» WHAT IS EXPECTED:
Where a line holds the string "title", return that line.

» DATA FOR THIS EXERCISE:
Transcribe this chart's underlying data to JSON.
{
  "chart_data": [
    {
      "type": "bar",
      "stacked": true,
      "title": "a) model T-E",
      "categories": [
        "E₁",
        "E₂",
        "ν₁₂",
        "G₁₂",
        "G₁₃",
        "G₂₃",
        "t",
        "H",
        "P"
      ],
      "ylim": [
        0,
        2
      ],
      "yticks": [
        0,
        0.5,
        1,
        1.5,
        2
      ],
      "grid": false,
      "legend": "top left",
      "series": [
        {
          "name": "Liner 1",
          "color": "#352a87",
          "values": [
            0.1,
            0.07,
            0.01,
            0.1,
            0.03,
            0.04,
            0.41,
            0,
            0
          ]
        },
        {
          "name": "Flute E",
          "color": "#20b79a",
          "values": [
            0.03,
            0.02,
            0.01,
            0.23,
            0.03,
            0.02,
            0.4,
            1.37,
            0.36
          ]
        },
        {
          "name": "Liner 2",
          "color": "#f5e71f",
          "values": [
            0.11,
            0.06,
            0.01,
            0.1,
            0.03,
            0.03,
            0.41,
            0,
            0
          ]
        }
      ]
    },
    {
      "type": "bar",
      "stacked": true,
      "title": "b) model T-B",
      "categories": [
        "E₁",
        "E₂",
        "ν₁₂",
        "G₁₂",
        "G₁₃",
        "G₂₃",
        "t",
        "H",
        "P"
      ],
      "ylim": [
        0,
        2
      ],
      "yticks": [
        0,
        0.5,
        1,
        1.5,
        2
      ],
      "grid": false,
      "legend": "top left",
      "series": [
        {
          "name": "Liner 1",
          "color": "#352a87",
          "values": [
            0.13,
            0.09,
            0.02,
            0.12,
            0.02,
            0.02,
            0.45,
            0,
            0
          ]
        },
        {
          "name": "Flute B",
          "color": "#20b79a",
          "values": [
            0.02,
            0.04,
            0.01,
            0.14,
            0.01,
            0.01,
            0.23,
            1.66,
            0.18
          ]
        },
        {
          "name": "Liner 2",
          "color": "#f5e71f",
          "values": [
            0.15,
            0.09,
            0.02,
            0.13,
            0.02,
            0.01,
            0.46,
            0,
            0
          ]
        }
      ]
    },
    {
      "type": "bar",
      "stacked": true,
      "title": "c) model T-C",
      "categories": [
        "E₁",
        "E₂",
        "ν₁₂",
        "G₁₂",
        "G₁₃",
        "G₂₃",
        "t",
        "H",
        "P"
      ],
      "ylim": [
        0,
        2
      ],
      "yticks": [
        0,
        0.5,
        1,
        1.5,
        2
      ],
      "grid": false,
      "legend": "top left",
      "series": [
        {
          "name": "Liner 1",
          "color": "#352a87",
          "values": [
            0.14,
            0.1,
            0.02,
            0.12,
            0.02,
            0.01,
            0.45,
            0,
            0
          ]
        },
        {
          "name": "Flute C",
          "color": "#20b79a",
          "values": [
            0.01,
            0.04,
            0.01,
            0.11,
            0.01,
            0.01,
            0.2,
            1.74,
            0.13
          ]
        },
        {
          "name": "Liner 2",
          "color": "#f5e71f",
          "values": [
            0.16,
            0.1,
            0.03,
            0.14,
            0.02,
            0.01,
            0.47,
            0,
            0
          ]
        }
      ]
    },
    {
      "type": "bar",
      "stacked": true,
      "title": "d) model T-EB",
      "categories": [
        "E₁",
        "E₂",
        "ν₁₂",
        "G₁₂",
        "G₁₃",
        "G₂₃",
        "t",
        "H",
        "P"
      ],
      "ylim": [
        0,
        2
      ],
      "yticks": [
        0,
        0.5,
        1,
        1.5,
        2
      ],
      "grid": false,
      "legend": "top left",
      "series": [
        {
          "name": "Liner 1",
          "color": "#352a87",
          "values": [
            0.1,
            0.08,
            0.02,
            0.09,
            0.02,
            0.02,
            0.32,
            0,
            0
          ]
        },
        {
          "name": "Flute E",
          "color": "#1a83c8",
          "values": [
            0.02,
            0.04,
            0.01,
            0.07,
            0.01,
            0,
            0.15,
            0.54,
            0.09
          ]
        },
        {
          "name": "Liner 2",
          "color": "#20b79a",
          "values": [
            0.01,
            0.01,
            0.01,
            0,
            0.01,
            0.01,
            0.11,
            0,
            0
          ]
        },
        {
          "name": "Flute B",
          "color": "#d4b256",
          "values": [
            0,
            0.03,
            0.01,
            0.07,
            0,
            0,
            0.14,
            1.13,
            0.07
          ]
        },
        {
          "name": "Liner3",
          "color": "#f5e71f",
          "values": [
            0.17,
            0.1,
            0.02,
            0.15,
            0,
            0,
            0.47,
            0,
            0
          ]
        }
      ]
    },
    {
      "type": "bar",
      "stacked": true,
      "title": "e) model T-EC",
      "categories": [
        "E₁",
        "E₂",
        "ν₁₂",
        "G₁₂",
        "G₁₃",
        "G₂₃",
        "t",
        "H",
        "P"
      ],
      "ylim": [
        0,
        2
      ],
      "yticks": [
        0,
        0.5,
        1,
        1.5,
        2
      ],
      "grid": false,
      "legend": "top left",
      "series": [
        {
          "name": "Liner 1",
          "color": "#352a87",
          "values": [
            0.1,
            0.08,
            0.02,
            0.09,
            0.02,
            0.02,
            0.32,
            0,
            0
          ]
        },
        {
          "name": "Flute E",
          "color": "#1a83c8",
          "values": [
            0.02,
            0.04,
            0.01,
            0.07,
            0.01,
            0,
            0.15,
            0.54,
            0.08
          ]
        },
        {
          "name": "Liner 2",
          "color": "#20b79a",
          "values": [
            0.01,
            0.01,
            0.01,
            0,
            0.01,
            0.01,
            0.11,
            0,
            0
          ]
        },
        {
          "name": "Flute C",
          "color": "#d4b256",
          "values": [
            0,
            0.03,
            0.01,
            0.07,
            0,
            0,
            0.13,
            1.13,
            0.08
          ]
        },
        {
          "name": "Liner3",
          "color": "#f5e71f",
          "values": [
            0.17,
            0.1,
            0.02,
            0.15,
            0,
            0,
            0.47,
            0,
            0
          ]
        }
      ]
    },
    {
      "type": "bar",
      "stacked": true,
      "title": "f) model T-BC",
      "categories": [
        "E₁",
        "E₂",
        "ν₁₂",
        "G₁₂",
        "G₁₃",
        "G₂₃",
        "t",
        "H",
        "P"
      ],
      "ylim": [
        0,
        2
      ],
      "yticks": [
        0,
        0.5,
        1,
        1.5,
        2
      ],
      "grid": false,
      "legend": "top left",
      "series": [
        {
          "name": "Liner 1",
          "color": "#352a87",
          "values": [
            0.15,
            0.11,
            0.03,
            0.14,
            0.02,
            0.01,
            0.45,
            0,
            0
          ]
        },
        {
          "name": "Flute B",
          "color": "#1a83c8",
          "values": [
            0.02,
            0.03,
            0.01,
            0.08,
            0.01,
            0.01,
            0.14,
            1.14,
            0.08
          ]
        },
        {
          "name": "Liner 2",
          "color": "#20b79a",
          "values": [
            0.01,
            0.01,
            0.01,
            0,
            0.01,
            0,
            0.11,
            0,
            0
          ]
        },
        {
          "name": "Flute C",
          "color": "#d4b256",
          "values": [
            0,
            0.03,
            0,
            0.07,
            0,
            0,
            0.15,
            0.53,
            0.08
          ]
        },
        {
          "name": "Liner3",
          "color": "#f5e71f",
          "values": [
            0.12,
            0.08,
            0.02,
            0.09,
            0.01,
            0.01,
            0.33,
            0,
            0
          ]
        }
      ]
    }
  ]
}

» REPLY:
      "title": "a) model T-E",
      "title": "b) model T-B",
      "title": "c) model T-C",
      "title": "d) model T-EB",
      "title": "e) model T-EC",
      "title": "f) model T-BC",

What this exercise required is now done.